• **SELECTED TEXT**:
:::
Wikipedia Art was included in the Internet Pavilion of the Venice Biennale for 2009. In 2011, it appeared in a revised form at the Transmediale festival in Berlin, where it was an award finalist.

===Tweets in Space===
In 2012, Stern and Kildall again partnered on a project called Tweets In Space, inviting participants to submit tweets to be transmitted to the planet GJ 667Cc, whose conditions scientists believe may be capable of supporting life. The transmission is scheduled to take place in September 2012 at the International Symposium on Electronic Art in Albuquerque, New Mexico. Stern and Kildall used RocketHub to fundraise the money needed to access a transmitter capable of reaching the planet. In addition, code developed for the project is planned for release to open source. According to Stern and Kildall, the goal of Tweets In Space is to activate "a potent conversation about communication and life that traverses beyond our borders or understanding."

==Exhibitions==
In 2003 and 2004, Stern exhibited at the now defunct Brett Kebble Art Awards, South Africa's largest contemporary art competition at the time. Both years, he won prizes for interactive installations, and is credited with being "at least partly responsible for opening space within that national art event for interactive or New Media work generally." From December 2004 to January 2005, Stern held his first major solo exhibition, The Storytellers, at the Johannesburg Art Gallery, South Africa's largest, internationally recognized publicly funded museum.

In 2006 and 2007, Stern held two solo exhibitions of his Compressionist prints in South Africa. The series premiered in Time and Seeing at Pretoria's experimental Outlet Gallery, and a much larger body of work, including digital and traditional prints, opened as Call and Response at Johannesburg's Art on Paper Gallery (now called Gallery AOP). On January 31, 2008, Ten Cubed Gallery in Second Life was launched. For its inaugural exhibition, Crossing the Void II, owner and curator Haydn Shaughnessy selected five artists working in and with modern technologies: Stern along with Chris Ashley from Oakland, CA; Jon Coffelt from New York, NY; Claire Keating from Cork, Ireland; and Scott Kildall from San Francisco, CA.
:::
Document layout analysis data:
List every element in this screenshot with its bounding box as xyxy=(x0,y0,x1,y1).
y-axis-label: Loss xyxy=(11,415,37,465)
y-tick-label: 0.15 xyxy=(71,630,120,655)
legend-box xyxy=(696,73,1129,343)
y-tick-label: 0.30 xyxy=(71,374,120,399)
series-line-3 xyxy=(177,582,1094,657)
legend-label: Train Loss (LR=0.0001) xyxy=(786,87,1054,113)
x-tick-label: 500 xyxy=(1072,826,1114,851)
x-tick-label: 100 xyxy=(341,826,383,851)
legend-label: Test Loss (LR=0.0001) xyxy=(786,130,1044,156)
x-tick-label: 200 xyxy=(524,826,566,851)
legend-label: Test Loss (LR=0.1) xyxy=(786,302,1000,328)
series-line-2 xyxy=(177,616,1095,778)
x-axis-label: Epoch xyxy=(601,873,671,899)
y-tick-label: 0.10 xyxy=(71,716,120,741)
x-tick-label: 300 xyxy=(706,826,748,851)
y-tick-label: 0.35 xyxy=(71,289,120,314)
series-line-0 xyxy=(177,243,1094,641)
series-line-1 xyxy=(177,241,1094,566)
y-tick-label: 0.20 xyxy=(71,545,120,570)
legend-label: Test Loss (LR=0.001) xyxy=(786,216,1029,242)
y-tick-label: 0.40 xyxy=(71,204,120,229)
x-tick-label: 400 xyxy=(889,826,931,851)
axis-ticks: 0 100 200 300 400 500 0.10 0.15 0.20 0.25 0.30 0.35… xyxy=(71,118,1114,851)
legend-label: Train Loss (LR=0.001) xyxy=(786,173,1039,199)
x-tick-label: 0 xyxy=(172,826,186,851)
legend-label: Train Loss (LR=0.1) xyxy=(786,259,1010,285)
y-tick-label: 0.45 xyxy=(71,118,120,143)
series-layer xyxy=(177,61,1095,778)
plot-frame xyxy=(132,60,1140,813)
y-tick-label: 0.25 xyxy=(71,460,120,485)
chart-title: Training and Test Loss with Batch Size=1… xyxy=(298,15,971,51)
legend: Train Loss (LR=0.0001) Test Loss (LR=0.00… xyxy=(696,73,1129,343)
:::
• **WHAT NEEDS TO BE DONE**: Extend the text on Stern's projects and exhibitions past its final sentence. The items have nothing to do with this.

• **EXPECTED OUTPUT**:
In 2010, Stern's Distill Life collaborations with Jessica Meuninck-Ganger were presented as part of the Passing Between solo exhibition at Gallery AOP in Johannesburg, as well as solo exhibitions at the Museum of Wisconsin Art and Elaine Erickson Gallery in Wisconsin. Given Time launched as part of a solo exhibition at Greylocks Arts in March 2010. The show, which also exhibited Distill Life works, was curated by Jo-Anne Green of Turbulence.org. Falling Still, a collaboration with Yevgeniya Kaganovich," premiered in the Art History Gallery at the University of Wisconsin in December 2010.

In June 2011 Stern again worked with Kaganovich on Strange Vegetation, a project involving "breathing" latex sculptures that react to changes in light and temperature. The installation was displayed at the Villa Terrace Decorative Arts Museum in Milwaukee, Wisconsin. In August of the same year, Stern's exhibit Giverny of the Midwest opened at Gallery AOP in Johannesburg. The exhibit, inspired by Claude Monet's series Water Lilies, featured images of a pond in Indiana taken with a HP scanner while Stern walked through the pond. In October 2011, Stern and Jessica Meuninck-Ganger's collaborative project 13 Views of a Journey opened at the Haggerty Museum of Art on the Marquette University campus featuring a blend of print and video imagery.

Stern's work has also been shown at the Venice Biennale, Museum of Contemporary Art, Sydney, South African National Gallery, Johannesburg Art Gallery, International Print Center New York, Herbert F. Johnson Museum of Art, Pretoria Art Museum, John Michael Kohler Arts Center, Milwaukee Art Museum, Museum of Wisconsin Art, Inter-Society for the Electronic Arts and festivals and performances all over the world.